▶ [Work to be completed]
In full and without alteration, repeat the material.
┏━━
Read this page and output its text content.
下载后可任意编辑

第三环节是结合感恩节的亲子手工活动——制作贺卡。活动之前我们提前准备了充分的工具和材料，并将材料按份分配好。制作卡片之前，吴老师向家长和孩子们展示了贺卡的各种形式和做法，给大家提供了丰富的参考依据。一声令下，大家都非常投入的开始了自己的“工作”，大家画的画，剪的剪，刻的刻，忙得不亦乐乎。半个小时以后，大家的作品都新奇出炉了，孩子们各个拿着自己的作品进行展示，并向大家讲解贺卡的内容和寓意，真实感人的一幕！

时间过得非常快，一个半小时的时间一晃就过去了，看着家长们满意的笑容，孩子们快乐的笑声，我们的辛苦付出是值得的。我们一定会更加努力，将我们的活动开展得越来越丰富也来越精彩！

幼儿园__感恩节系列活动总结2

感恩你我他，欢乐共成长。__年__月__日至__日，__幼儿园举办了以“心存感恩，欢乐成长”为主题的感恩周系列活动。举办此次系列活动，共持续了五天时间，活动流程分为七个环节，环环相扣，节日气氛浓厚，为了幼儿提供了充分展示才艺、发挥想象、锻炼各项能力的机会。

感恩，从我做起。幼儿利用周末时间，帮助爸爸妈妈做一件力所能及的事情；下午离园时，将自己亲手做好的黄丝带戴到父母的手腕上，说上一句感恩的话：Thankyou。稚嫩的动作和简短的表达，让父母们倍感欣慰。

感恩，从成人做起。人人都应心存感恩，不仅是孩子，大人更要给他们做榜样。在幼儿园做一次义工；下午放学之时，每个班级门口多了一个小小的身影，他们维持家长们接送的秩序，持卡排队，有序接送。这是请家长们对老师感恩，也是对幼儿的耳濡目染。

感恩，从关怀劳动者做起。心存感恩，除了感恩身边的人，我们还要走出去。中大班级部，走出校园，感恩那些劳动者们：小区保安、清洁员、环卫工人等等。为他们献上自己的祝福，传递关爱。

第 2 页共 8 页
┗━━
▶ [Answer to this problem]
Read this page and output its text content.
下载后可任意编辑

第三环节是结合感恩节的亲子手工活动——制作贺卡。活动之前我们提前准备了充分的工具和材料，并将材料按份分配好。制作卡片之前，吴老师向家长和孩子们展示了贺卡的各种形式和做法，给大家提供了丰富的参考依据。一声令下，大家都非常投入的开始了自己的“工作”，大家画的画，剪的剪，刻的刻，忙得不亦乐乎。半个小时以后，大家的作品都新奇出炉了，孩子们各个拿着自己的作品进行展示，并向大家讲解贺卡的内容和寓意，真实感人的一幕！

时间过得非常快，一个半小时的时间一晃就过去了，看着家长们满意的笑容，孩子们快乐的笑声，我们的辛苦付出是值得的。我们一定会更加努力，将我们的活动开展得越来越丰富也来越精彩！

幼儿园__感恩节系列活动总结2

感恩你我他，欢乐共成长。__年__月__日至__日，__幼儿园举办了以“心存感恩，欢乐成长”为主题的感恩周系列活动。举办此次系列活动，共持续了五天时间，活动流程分为七个环节，环环相扣，节日气氛浓厚，为了幼儿提供了充分展示才艺、发挥想象、锻炼各项能力的机会。

感恩，从我做起。幼儿利用周末时间，帮助爸爸妈妈做一件力所能及的事情；下午离园时，将自己亲手做好的黄丝带戴到父母的手腕上，说上一句感恩的话：Thankyou。稚嫩的动作和简短的表达，让父母们倍感欣慰。

感恩，从成人做起。人人都应心存感恩，不仅是孩子，大人更要给他们做榜样。在幼儿园做一次义工；下午放学之时，每个班级门口多了一个小小的身影，他们维持家长们接送的秩序，持卡排队，有序接送。这是请家长们对老师感恩，也是对幼儿的耳濡目染。

感恩，从关怀劳动者做起。心存感恩，除了感恩身边的人，我们还要走出去。中大班级部，走出校园，感恩那些劳动者们：小区保安、清洁员、环卫工人等等。为他们献上自己的祝福，传递关爱。

第 2 页共 8 页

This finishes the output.